-- Instructions to follow --
From the entries that follow, gather each line holding the word "Your".

[START]

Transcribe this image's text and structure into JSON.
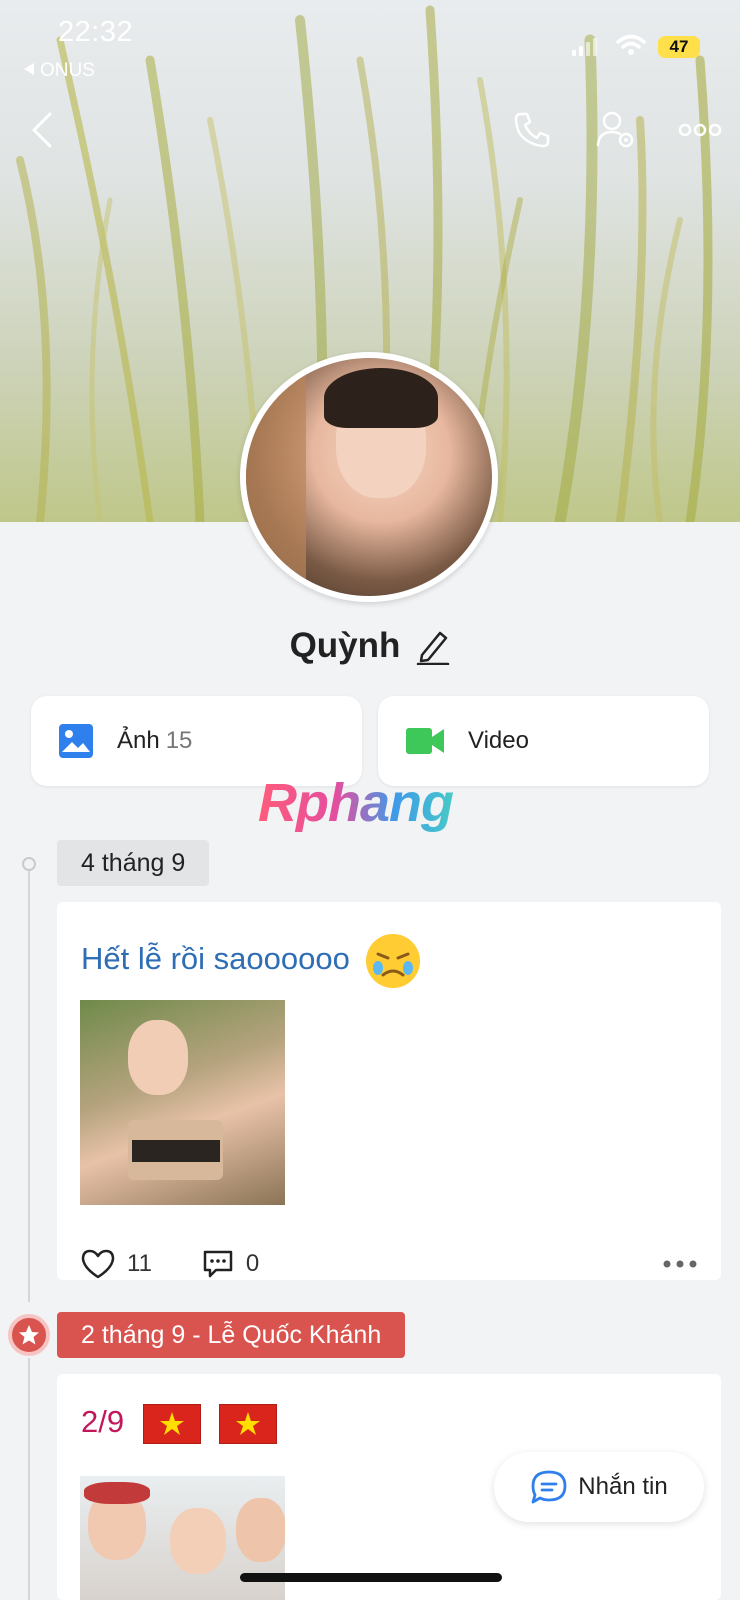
{
  "status_bar": {
    "time": "22:32",
    "back_app": "ONUS",
    "battery": "47"
  },
  "profile": {
    "name": "Quỳnh"
  },
  "media": {
    "photos_label": "Ảnh",
    "photos_count": "15",
    "video_label": "Video"
  },
  "watermark": "Rphang",
  "timeline": [
    {
      "date": "4 tháng 9",
      "post": {
        "text": "Hết lễ rồi saoooooo",
        "text_color": "#2f6db5",
        "likes": "11",
        "comments": "0"
      }
    },
    {
      "date": "2 tháng 9 - Lễ Quốc Khánh",
      "post": {
        "text": "2/9",
        "text_color": "#c2185b"
      }
    }
  ],
  "message_button": {
    "label": "Nhắn tin"
  },
  "colors": {
    "accent": "#d9534f",
    "photo_icon": "#2f80ed",
    "video_icon": "#3ec85a"
  },
  "icons": [
    "back-icon",
    "phone-icon",
    "user-settings-icon",
    "more-icon",
    "edit-icon",
    "image-icon",
    "video-camera-icon",
    "heart-icon",
    "comment-icon",
    "star-icon",
    "chat-icon"
  ]
}
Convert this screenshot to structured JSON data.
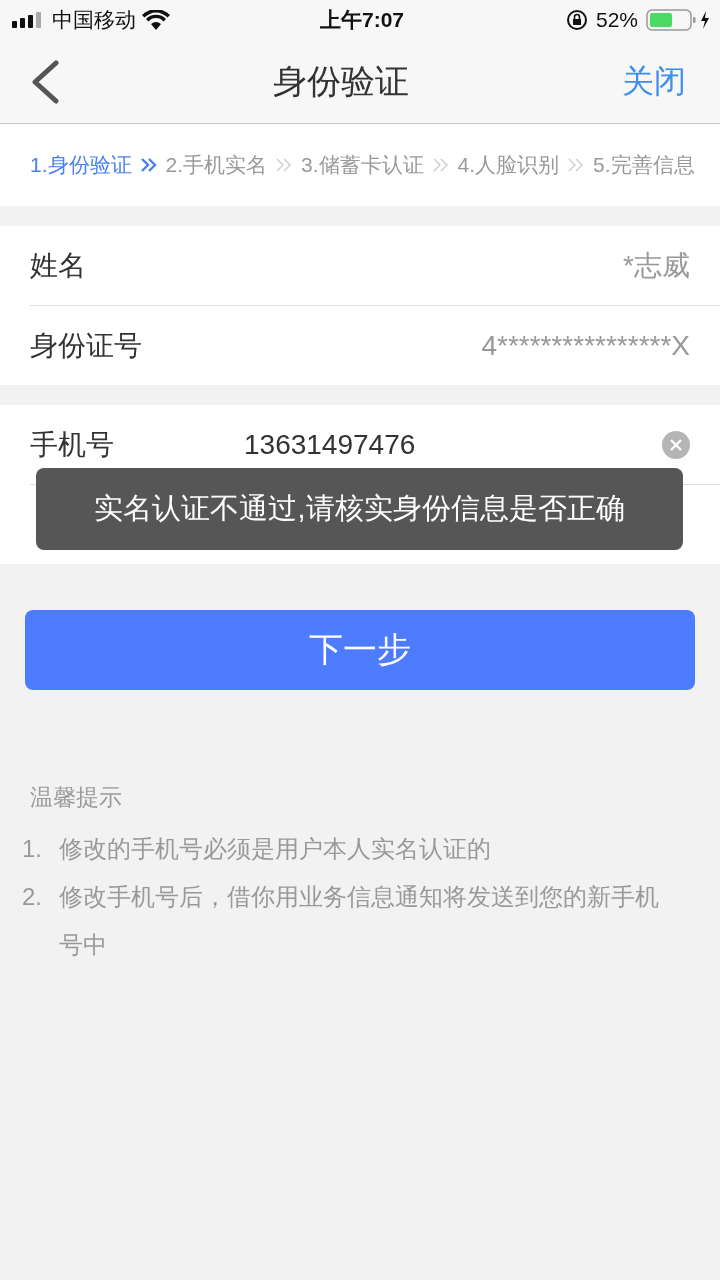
{
  "status_bar": {
    "carrier": "中国移动",
    "time": "上午7:07",
    "battery_percent": "52%"
  },
  "nav": {
    "title": "身份验证",
    "close": "关闭"
  },
  "steps": [
    {
      "label": "1.身份验证",
      "selected": true
    },
    {
      "label": "2.手机实名",
      "selected": false
    },
    {
      "label": "3.储蓄卡认证",
      "selected": false
    },
    {
      "label": "4.人脸识别",
      "selected": false
    },
    {
      "label": "5.完善信息",
      "selected": false
    }
  ],
  "identity_fields": [
    {
      "label": "姓名",
      "value": "*志威"
    },
    {
      "label": "身份证号",
      "value": "4****************X"
    }
  ],
  "phone_fields": [
    {
      "kind": "phone",
      "label": "手机号",
      "value": "13631497476"
    },
    {
      "kind": "code"
    }
  ],
  "next_button": "下一步",
  "toast": "实名认证不通过,请核实身份信息是否正确",
  "tips": {
    "title": "温馨提示",
    "items": [
      {
        "number": "1.",
        "text": "修改的手机号必须是用户本人实名认证的"
      },
      {
        "number": "2.",
        "text": "修改手机号后，借你用业务信息通知将发送到您的新手机号中"
      }
    ]
  }
}
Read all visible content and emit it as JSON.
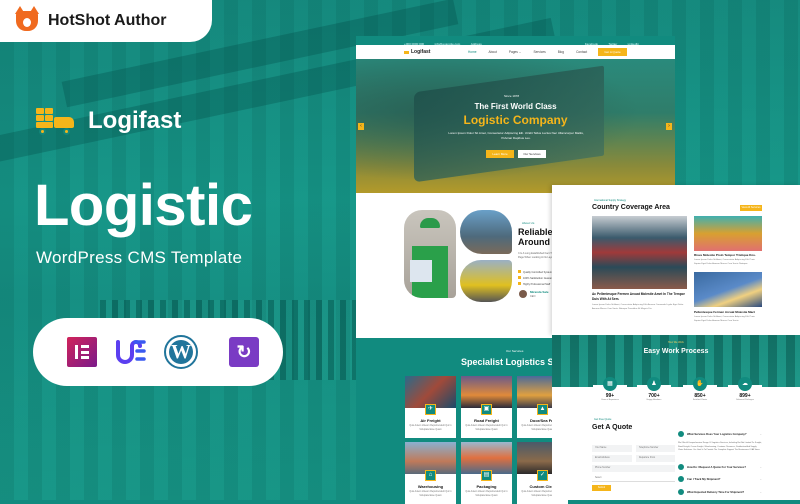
{
  "badge": {
    "label": "HotShot Author",
    "icon": "fox-icon"
  },
  "brand": {
    "name": "Logifast",
    "icon": "delivery-truck-icon"
  },
  "headline": "Logistic",
  "subline": "WordPress CMS Template",
  "plugins": [
    {
      "name": "Elementor",
      "icon": "elementor-icon"
    },
    {
      "name": "UE",
      "icon": "unlimited-elements-icon"
    },
    {
      "name": "WordPress",
      "icon": "wordpress-icon",
      "glyph": "W"
    },
    {
      "name": "Revolution Slider",
      "icon": "revslider-icon",
      "glyph": "↻"
    }
  ],
  "preview": {
    "topbar": {
      "left": [
        "+000 0000 000",
        "info@example.com",
        "Address"
      ],
      "right": [
        "Facebook",
        "Twitter",
        "LinkedIn"
      ]
    },
    "nav": {
      "logo": "Logifast",
      "links": [
        "Home",
        "About",
        "Pages ⌄",
        "Services",
        "Blog",
        "Contact"
      ],
      "cta": "Get A Quote"
    },
    "hero": {
      "tag": "Since 1978",
      "line1": "The First World Class",
      "line2": "Logistic Company",
      "paragraph": "Lorem Ipsum Dolor Sit Amet, Consectetur Adipiscing Elit. Ut Elit Tellus Luctus Nec Ullamcorper Mattis, Pulvinar Dapibus Leo.",
      "primary_btn": "Learn More",
      "secondary_btn": "Our Services",
      "prev": "‹",
      "next": "›"
    },
    "about": {
      "tag": "About Us",
      "title_l1": "Reliable T",
      "title_l2": "Around T",
      "paragraph": "It Is A Long Established Fact That A Page When Looking At Its Layout.",
      "list": [
        "Quality Controlled System",
        "100% Satisfaction Guarantee",
        "Highly Professional Staff"
      ],
      "person_name": "Miranda Sale",
      "person_role": "CEO"
    },
    "services": {
      "tag": "Our Services",
      "title": "Specialist Logistics Serv",
      "cards": [
        {
          "title": "Air Freight",
          "desc": "Quis Autem Veleum Reprehenderit Qui In Voluptate Esse Quam",
          "icon": "plane-icon"
        },
        {
          "title": "Road Freight",
          "desc": "Quis Autem Veleum Reprehenderit Qui In Voluptate Esse Quam",
          "icon": "truck-icon"
        },
        {
          "title": "Door/Sea Fre",
          "desc": "Quis Autem Veleum Reprehenderit Qui In Voluptate Esse Quam",
          "icon": "ship-icon"
        },
        {
          "title": "Warehousing",
          "desc": "Quis Autem Veleum Reprehenderit Qui In Voluptate Esse Quam",
          "icon": "warehouse-icon"
        },
        {
          "title": "Packaging",
          "desc": "Quis Autem Veleum Reprehenderit Qui In Voluptate Esse Quam",
          "icon": "package-icon"
        },
        {
          "title": "Custom Clear",
          "desc": "Quis Autem Veleum Reprehenderit Qui In Voluptate Esse Quam",
          "icon": "check-icon"
        }
      ]
    },
    "coverage": {
      "tag": "International Supply Strategy",
      "title": "Country Coverage Area",
      "button": "View All Services →",
      "main_caption": "Ac Pellentesque Fermen Arcuat Molestie Amet In The Tempor Duis With At Sem.",
      "main_desc": "Lorem Ipsum Dolor Sit Amet, Consectetur Adipiscing Elit. Aenean Commodo Ligula Eget Dolor. Aenean Massa Cum Sociis Natoque Penatibus Et Magnis Dis.",
      "side": [
        {
          "caption": "Risus Molestie Proin Tempor Tristique Dos.",
          "desc": "Lorem Ipsum Dolor Sit Amet, Consectetur Adipiscing Elit. Proin Sapien Eget Dolor Aenean Massa Cum Sociis Natoque."
        },
        {
          "caption": "Pellentesque Fermen Arcuat Molestie Mact",
          "desc": "Lorem Ipsum Dolor Sit Amet, Consectetur Adipiscing Elit. Proin Sapien Eget Dolor Aenean Massa Cum Sociis."
        }
      ]
    },
    "process": {
      "tag": "How We Work",
      "title": "Easy Work Process",
      "stats": [
        {
          "value": "99+",
          "label": "Years of Experience",
          "icon": "calendar-icon"
        },
        {
          "value": "700+",
          "label": "Happy Members",
          "icon": "team-icon"
        },
        {
          "value": "850+",
          "label": "Satisfied Clients",
          "icon": "handshake-icon"
        },
        {
          "value": "899+",
          "label": "Delivered Packages",
          "icon": "delivery-icon"
        }
      ]
    },
    "quote": {
      "tag": "Get Free Quote",
      "title": "Get A Quote",
      "fields": [
        "Your Name",
        "Telephone Number",
        "Email Address",
        "Departure From",
        "Phone Number",
        "Select"
      ],
      "submit": "Submit",
      "faqs": [
        {
          "q": "What Services Does Your Logistics Company?",
          "open": true
        },
        {
          "q": "How Do I Request A Quote For Your Services?",
          "open": false
        },
        {
          "q": "Can I Track My Shipment?",
          "open": false
        },
        {
          "q": "What Expected Delivery Time For Shipment?",
          "open": false
        }
      ],
      "faq_answer": "We Offer A Comprehensive Range Of Logistics Services, Including But Not Limited To: Freight, Road Freight, Ocean Freight, Warehousing, Customs Clearance, Distribution And Supply Chain Solutions. Our Goal Is To Provide The Complete Support The Businesses Of All Sizes.",
      "chevron": "⌄"
    }
  }
}
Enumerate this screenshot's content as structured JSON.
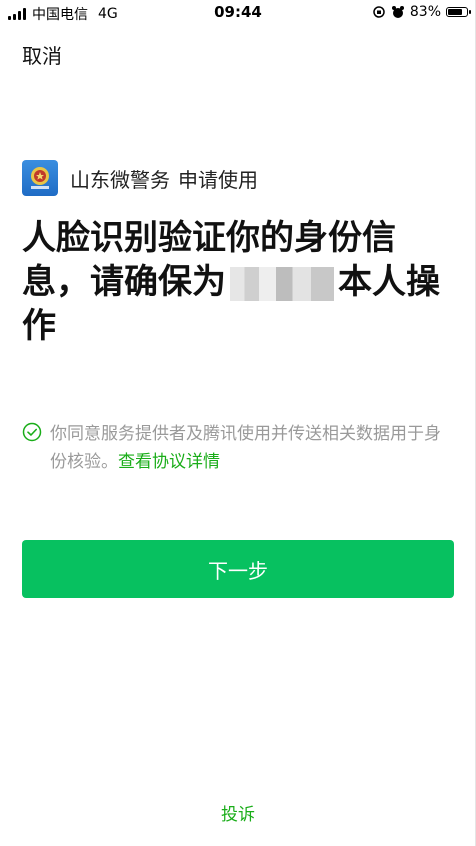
{
  "status_bar": {
    "carrier": "中国电信",
    "network": "4G",
    "time": "09:44",
    "battery": "83%",
    "battery_level": 0.83
  },
  "nav": {
    "cancel_label": "取消"
  },
  "app": {
    "name": "山东微警务",
    "request": "申请使用"
  },
  "headline": {
    "part1": "人脸识别验证你的身份信息，请确保为",
    "part2": "本人操作"
  },
  "agreement": {
    "text": "你同意服务提供者及腾讯使用并传送相关数据用于身份核验。",
    "link": "查看协议详情"
  },
  "next_button": {
    "label": "下一步"
  },
  "footer": {
    "complain_label": "投诉"
  },
  "colors": {
    "primary_green": "#07c160",
    "link_green": "#1aad19",
    "muted_text": "#9a9a9a"
  }
}
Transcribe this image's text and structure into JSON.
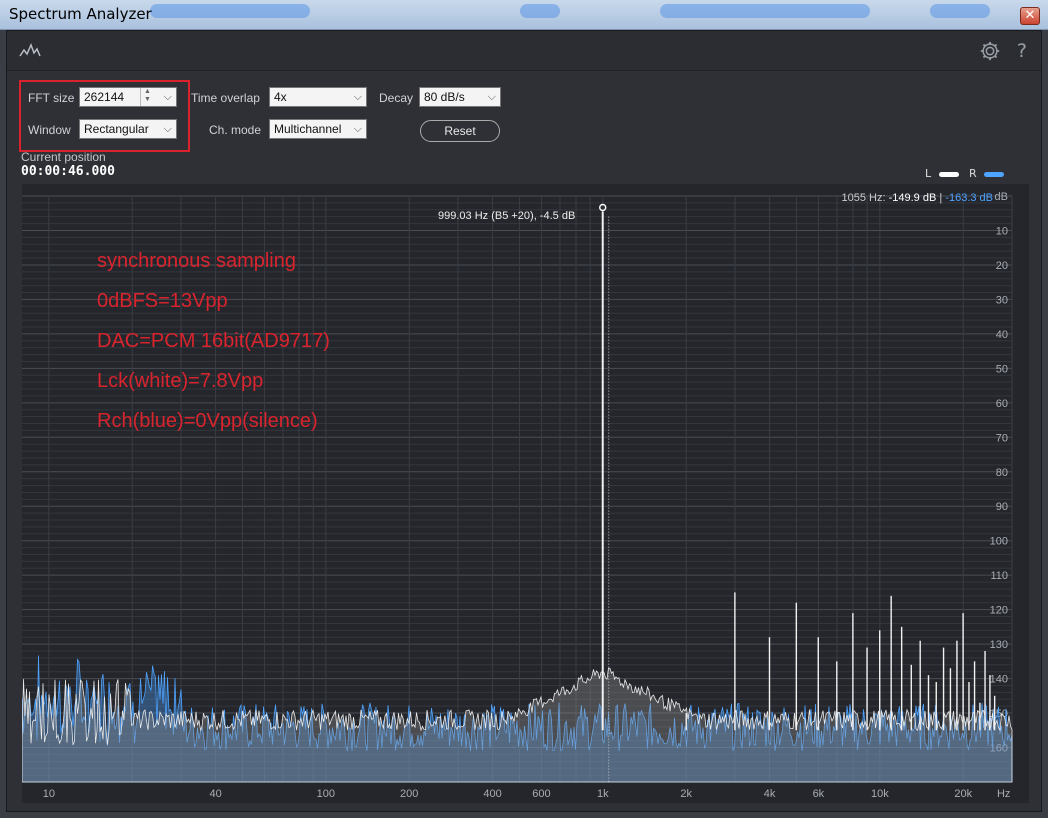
{
  "window": {
    "title": "Spectrum Analyzer",
    "close_glyph": "✕"
  },
  "controls": {
    "fft_size_label": "FFT size",
    "fft_size_value": "262144",
    "window_label": "Window",
    "window_value": "Rectangular",
    "time_overlap_label": "Time overlap",
    "time_overlap_value": "4x",
    "decay_label": "Decay",
    "decay_value": "80 dB/s",
    "ch_mode_label": "Ch. mode",
    "ch_mode_value": "Multichannel",
    "reset_label": "Reset"
  },
  "position": {
    "label": "Current position",
    "value": "00:00:46.000"
  },
  "legend": {
    "l_label": "L",
    "r_label": "R",
    "l_color": "#ffffff",
    "r_color": "#4ea3ff"
  },
  "readout": {
    "freq": "1055 Hz:",
    "l_db": "-149.9 dB",
    "sep": "|",
    "r_db": "-163.3 dB"
  },
  "peak": {
    "label": "999.03 Hz (B5 +20), -4.5 dB"
  },
  "annotations": [
    "synchronous sampling",
    "0dBFS=13Vpp",
    "DAC=PCM 16bit(AD9717)",
    "Lck(white)=7.8Vpp",
    "Rch(blue)=0Vpp(silence)"
  ],
  "icons": {
    "logo": "waveform-logo-icon",
    "settings": "gear-icon",
    "help": "help-icon"
  },
  "chart_data": {
    "type": "line",
    "xscale": "log",
    "xlim": [
      8,
      30000
    ],
    "ylim": [
      0,
      170
    ],
    "yunit": "dB",
    "y_ticks": [
      "dB",
      "10",
      "20",
      "30",
      "40",
      "50",
      "60",
      "70",
      "80",
      "90",
      "100",
      "110",
      "120",
      "130",
      "140",
      "150",
      "160"
    ],
    "x_ticks": [
      {
        "v": 10,
        "t": "10"
      },
      {
        "v": 40,
        "t": "40"
      },
      {
        "v": 100,
        "t": "100"
      },
      {
        "v": 200,
        "t": "200"
      },
      {
        "v": 400,
        "t": "400"
      },
      {
        "v": 600,
        "t": "600"
      },
      {
        "v": 1000,
        "t": "1k"
      },
      {
        "v": 2000,
        "t": "2k"
      },
      {
        "v": 4000,
        "t": "4k"
      },
      {
        "v": 6000,
        "t": "6k"
      },
      {
        "v": 10000,
        "t": "10k"
      },
      {
        "v": 20000,
        "t": "20k"
      },
      {
        "v": 28000,
        "t": "Hz"
      }
    ],
    "series": [
      {
        "name": "L",
        "color": "#ffffff",
        "peaks": [
          [
            999,
            4.5
          ],
          [
            2000,
            150
          ],
          [
            2997,
            115
          ],
          [
            3996,
            128
          ],
          [
            4995,
            118
          ],
          [
            5994,
            128
          ],
          [
            6993,
            135
          ],
          [
            7992,
            121
          ],
          [
            8991,
            131
          ],
          [
            9990,
            126
          ],
          [
            10989,
            116
          ],
          [
            11988,
            125
          ],
          [
            12987,
            136
          ],
          [
            13986,
            129
          ],
          [
            14985,
            139
          ],
          [
            15984,
            141
          ],
          [
            16983,
            131
          ],
          [
            17982,
            137
          ],
          [
            18981,
            129
          ],
          [
            19980,
            121
          ],
          [
            20979,
            141
          ],
          [
            21978,
            135
          ],
          [
            22977,
            147
          ],
          [
            23976,
            132
          ],
          [
            24975,
            139
          ],
          [
            25974,
            145
          ]
        ],
        "noise_floor": 155
      },
      {
        "name": "R",
        "color": "#4ea3ff",
        "noise_floor": 161
      }
    ]
  }
}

[END]

-- Answer below --
        "Your Name",
          "q": "What Services Does Your Logistics Company?",
          "q": "How Do I Request A Quote For Your Services?",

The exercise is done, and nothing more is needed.